### What to do
Reproduce every entry exactly and leave its pictures out.

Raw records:
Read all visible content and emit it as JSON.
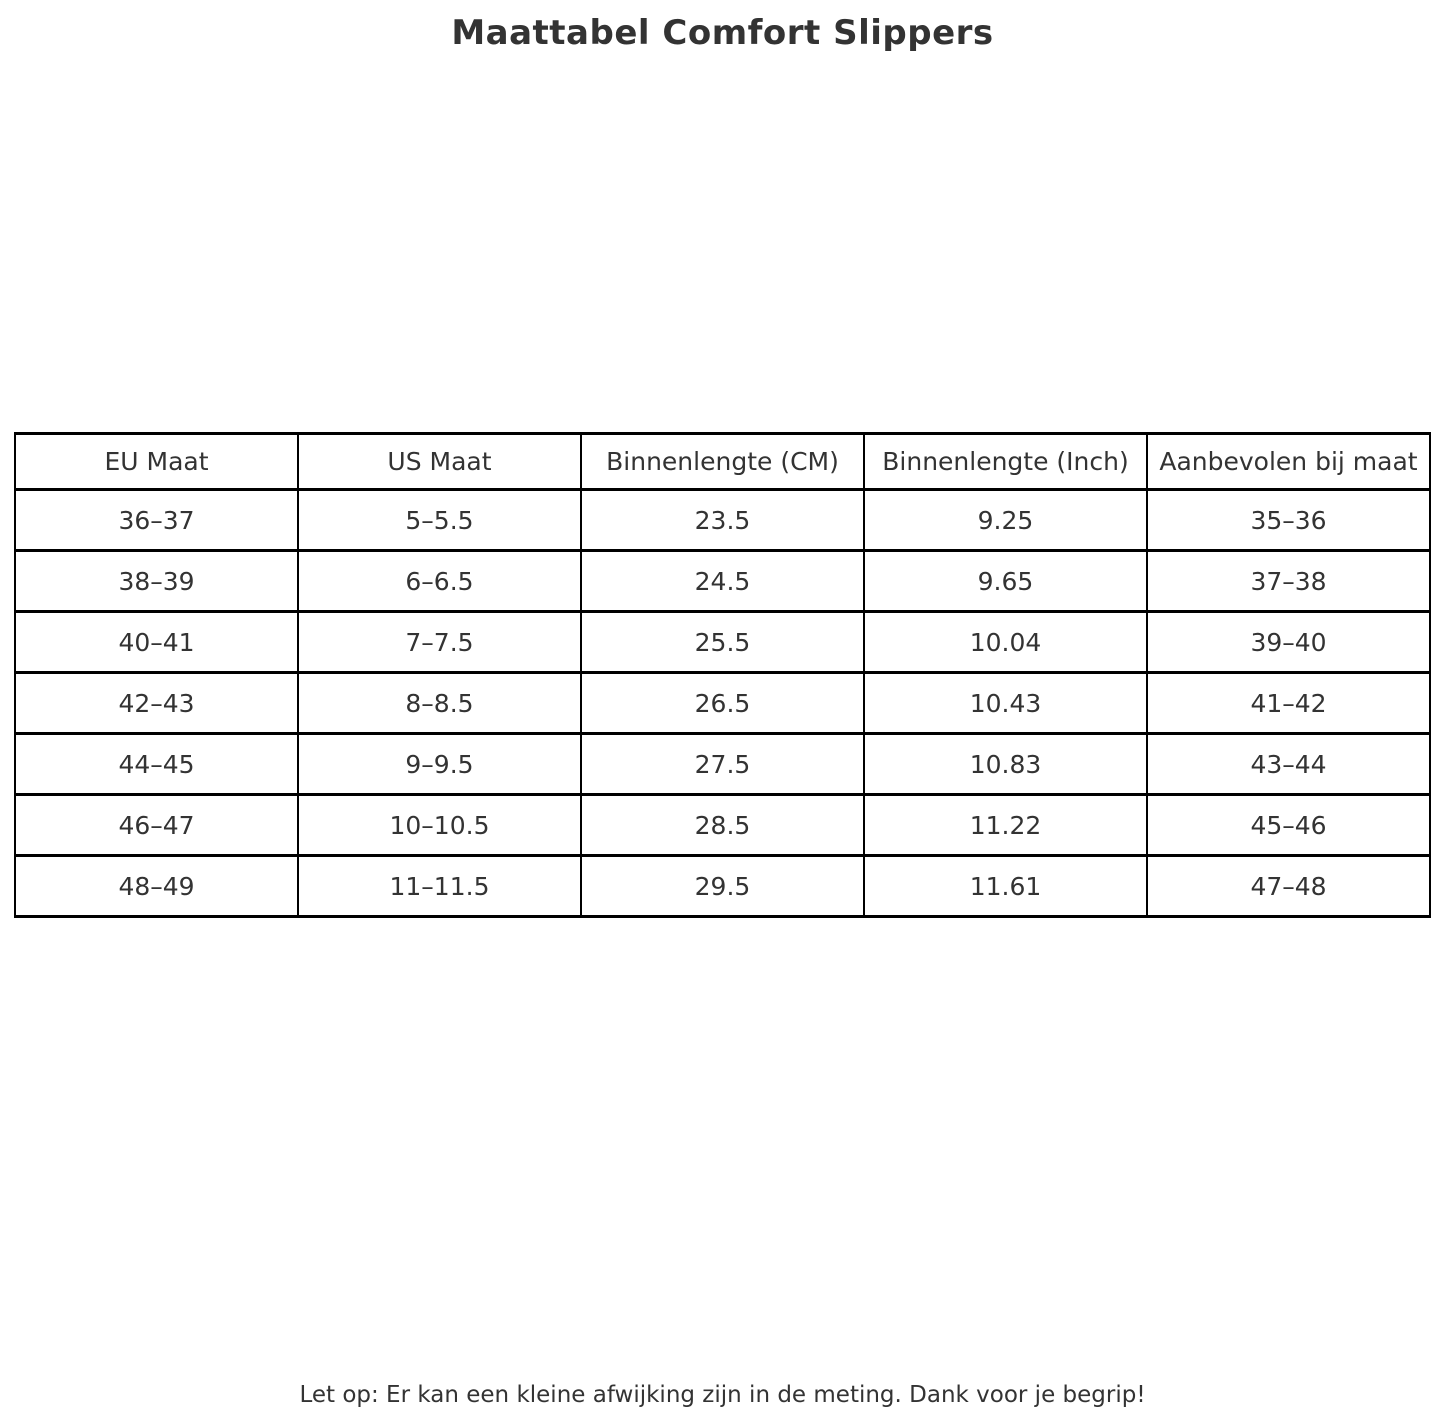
{
  "page": {
    "title": "Maattabel Comfort Slippers",
    "footer_note": "Let op: Er kan een kleine afwijking zijn in de meting. Dank voor je begrip!"
  },
  "chart_data": {
    "type": "table",
    "title": "Maattabel Comfort Slippers",
    "columns": [
      "EU Maat",
      "US Maat",
      "Binnenlengte (CM)",
      "Binnenlengte (Inch)",
      "Aanbevolen bij maat"
    ],
    "rows": [
      [
        "36–37",
        "5–5.5",
        "23.5",
        "9.25",
        "35–36"
      ],
      [
        "38–39",
        "6–6.5",
        "24.5",
        "9.65",
        "37–38"
      ],
      [
        "40–41",
        "7–7.5",
        "25.5",
        "10.04",
        "39–40"
      ],
      [
        "42–43",
        "8–8.5",
        "26.5",
        "10.43",
        "41–42"
      ],
      [
        "44–45",
        "9–9.5",
        "27.5",
        "10.83",
        "43–44"
      ],
      [
        "46–47",
        "10–10.5",
        "28.5",
        "11.22",
        "45–46"
      ],
      [
        "48–49",
        "11–11.5",
        "29.5",
        "11.61",
        "47–48"
      ]
    ],
    "footnote": "Let op: Er kan een kleine afwijking zijn in de meting. Dank voor je begrip!",
    "layout": {
      "grid": "on",
      "columns_equal_width": true,
      "header_row": true
    }
  },
  "colors": {
    "text": "#333333",
    "border": "#000000",
    "background": "#ffffff"
  }
}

### Answer below
Read all visible content and emit it as JSON.
{
  "page": {
    "title": "Maattabel Comfort Slippers",
    "footer_note": "Let op: Er kan een kleine afwijking zijn in de meting. Dank voor je begrip!"
  },
  "chart_data": {
    "type": "table",
    "title": "Maattabel Comfort Slippers",
    "columns": [
      "EU Maat",
      "US Maat",
      "Binnenlengte (CM)",
      "Binnenlengte (Inch)",
      "Aanbevolen bij maat"
    ],
    "rows": [
      [
        "36–37",
        "5–5.5",
        "23.5",
        "9.25",
        "35–36"
      ],
      [
        "38–39",
        "6–6.5",
        "24.5",
        "9.65",
        "37–38"
      ],
      [
        "40–41",
        "7–7.5",
        "25.5",
        "10.04",
        "39–40"
      ],
      [
        "42–43",
        "8–8.5",
        "26.5",
        "10.43",
        "41–42"
      ],
      [
        "44–45",
        "9–9.5",
        "27.5",
        "10.83",
        "43–44"
      ],
      [
        "46–47",
        "10–10.5",
        "28.5",
        "11.22",
        "45–46"
      ],
      [
        "48–49",
        "11–11.5",
        "29.5",
        "11.61",
        "47–48"
      ]
    ],
    "footnote": "Let op: Er kan een kleine afwijking zijn in de meting. Dank voor je begrip!",
    "layout": {
      "grid": "on",
      "columns_equal_width": true,
      "header_row": true
    }
  },
  "colors": {
    "text": "#333333",
    "border": "#000000",
    "background": "#ffffff"
  }
}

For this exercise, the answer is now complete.